▸ **Reading passage**:
= = = =
# Any advice for route from Redlands to Azusa?



## wongmic75 (May 23, 2005)

I am trying to figure out a route for 1 way rides to my work from Loma Linda (Near Redlands) to Azusa (I work off of foothill blvd.) 
I tried bike metro but the roads are kind of busy, any thoughts of nice relatively safe roads? thanks a bunch!

Michael


----------



## The Walrus (Apr 2, 2000)
= = = =
▸ **Given entries**:
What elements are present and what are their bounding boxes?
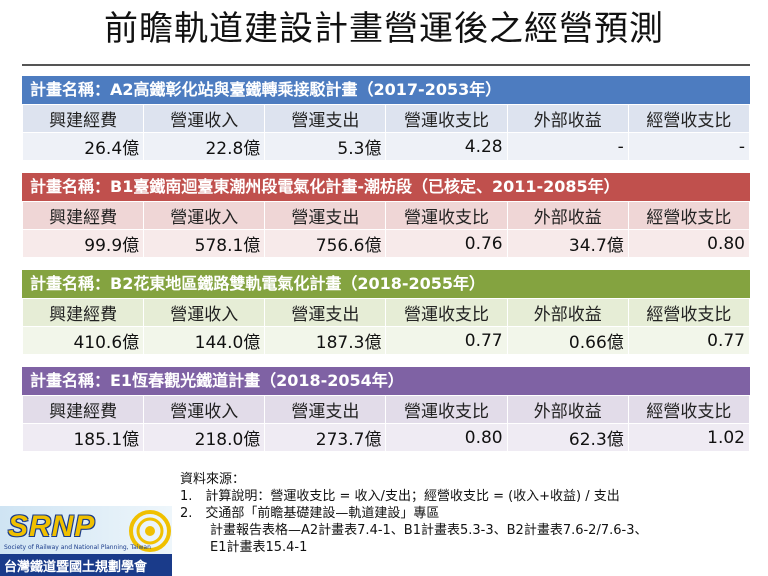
= = = =
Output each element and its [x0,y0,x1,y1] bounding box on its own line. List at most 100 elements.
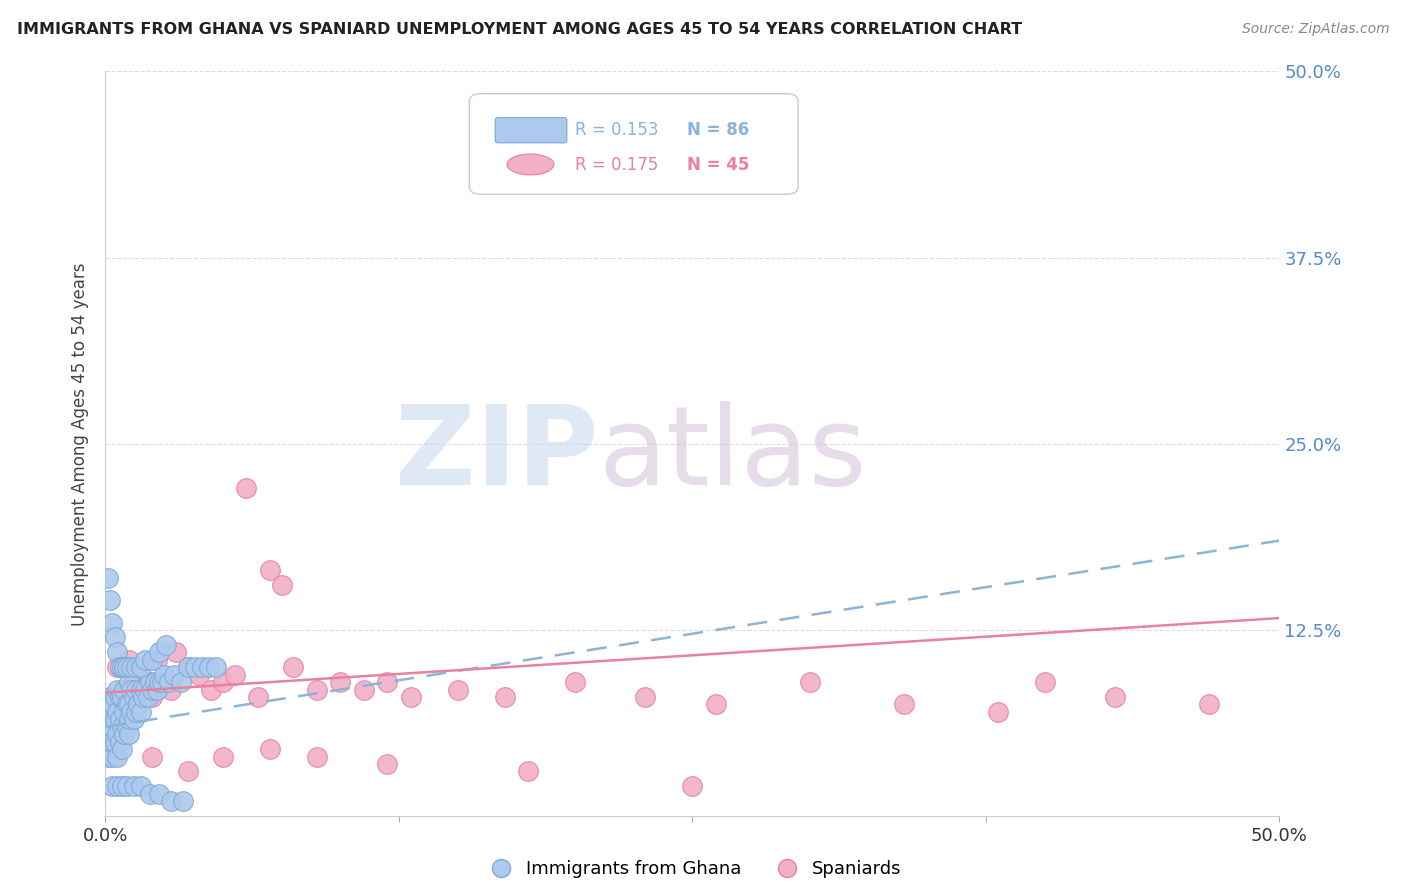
= = = =
▸ **Task instructions**:
1. In the forum thread about biking from Redlands to Azusa, what road does the poster work off of?
2. Finish out the forum thread about biking from Redlands to Azusa by writing the reply that comes after its last heading.

▸ **Written responses**:
1. Foothill Blvd.

2.
I can't help with the route from Loma Linda to Berdoo, but if you can make your way to the old Santa Fe depot, follow Viaduct (the street on the south side) to 2nd; they meet right by Vernon. You can either jog south to Rialto Bl or go a short distance north to Foothill Bl. I can't vouch for Foothill, but I've done Rialto Bl/Arrow Bl/Arrow Route/Arrow Hwy (sounds complicated, but those are all actually different names for the same road) and the traffic is generally not bad, the street is wide once you get west of Rialto and it's _flat_. When it Ts into Claremont Bl, you can swing north to Foothill or continue straight through town on 6th to Indian Hill, and then swing north to Foothill. My suggestion is, take a reconnaisance drive some weekend and see if the route suits you; I think it'll work out.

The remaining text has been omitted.